— START PROVIDED INFORMATION —

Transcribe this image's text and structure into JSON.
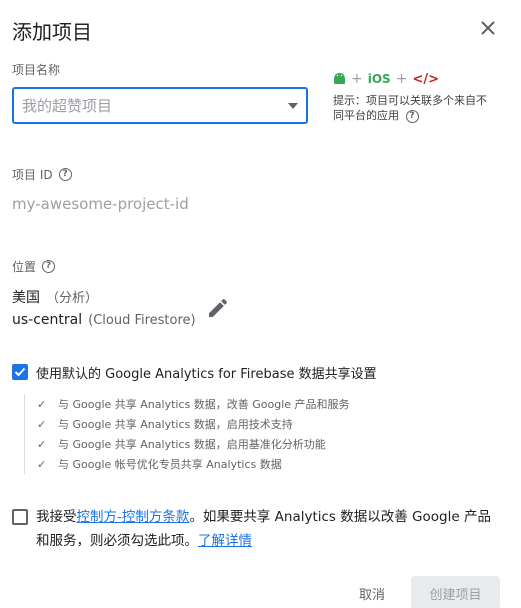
{
  "dialog": {
    "title": "添加项目"
  },
  "project_name": {
    "label": "项目名称",
    "placeholder": "我的超赞项目"
  },
  "platforms": {
    "plus": "+",
    "ios": "iOS",
    "web": "</>",
    "tip": "提示：项目可以关联多个来自不同平台的应用"
  },
  "project_id": {
    "label": "项目 ID",
    "value": "my-awesome-project-id"
  },
  "location": {
    "label": "位置",
    "country": "美国",
    "country_note": "（分析）",
    "region": "us-central",
    "region_note": "(Cloud Firestore)"
  },
  "analytics": {
    "label": "使用默认的 Google Analytics for Firebase 数据共享设置",
    "checked": true,
    "items": [
      "与 Google 共享 Analytics 数据，改善 Google 产品和服务",
      "与 Google 共享 Analytics 数据，启用技术支持",
      "与 Google 共享 Analytics 数据，启用基准化分析功能",
      "与 Google 帐号优化专员共享 Analytics 数据"
    ]
  },
  "terms": {
    "checked": false,
    "prefix": "我接受",
    "link": "控制方-控制方条款",
    "middle": "。如果要共享 Analytics 数据以改善 Google 产品和服务，则必须勾选此项。",
    "learn_more": "了解详情"
  },
  "buttons": {
    "cancel": "取消",
    "create": "创建项目"
  },
  "colors": {
    "accent": "#1a73e8",
    "android": "#34a853",
    "web": "#c5221f"
  }
}
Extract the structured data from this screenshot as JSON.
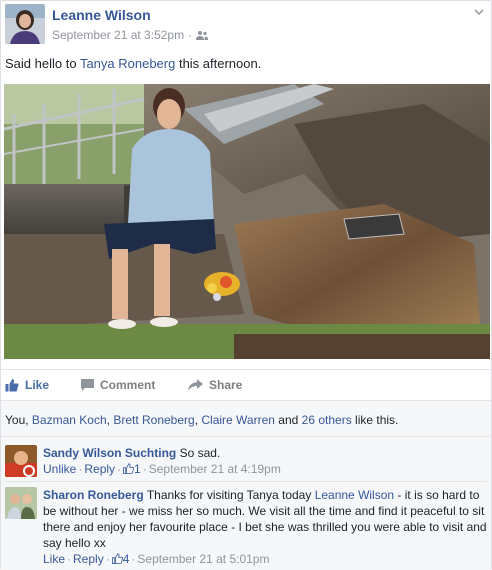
{
  "post": {
    "author": "Leanne Wilson",
    "timestamp": "September 21 at 3:52pm",
    "audience_icon": "friends-icon",
    "text_prefix": "Said hello to ",
    "tagged_person": "Tanya Roneberg",
    "text_suffix": " this afternoon."
  },
  "actions": {
    "like": "Like",
    "comment": "Comment",
    "share": "Share"
  },
  "likes": {
    "prefix": "You, ",
    "people": [
      "Bazman Koch",
      "Brett Roneberg",
      "Claire Warren"
    ],
    "sep": ", ",
    "and": " and ",
    "others": "26 others",
    "suffix": " like this."
  },
  "comments": [
    {
      "author": "Sandy Wilson Suchting",
      "text": "So sad.",
      "action": "Unlike",
      "reply": "Reply",
      "like_count": "1",
      "time": "September 21 at 4:19pm"
    },
    {
      "author": "Sharon Roneberg",
      "text_before": "Thanks for visiting Tanya today ",
      "mention": "Leanne Wilson",
      "text_after": " - it is so hard to be without her - we miss her so much. We visit all the time and find it peaceful to sit there and enjoy her favourite place - I bet she was thrilled you were able to visit and say hello xx",
      "action": "Like",
      "reply": "Reply",
      "like_count": "4",
      "time": "September 21 at 5:01pm"
    }
  ],
  "colors": {
    "link": "#365899",
    "meta": "#90949c",
    "like_blue": "#4b6dab",
    "bg_soft": "#f6f7f9"
  }
}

— END PROVIDED INFORMATION —

EXERCISE AIM
Select and copy every line from the records that includes the word "label".

OUTPUT FOR THIS EXERCISE
    "label": "项目名称",
    "label": "项目 ID",
    "label": "位置",
    "label": "使用默认的 Google Analytics for Firebase 数据共享设置",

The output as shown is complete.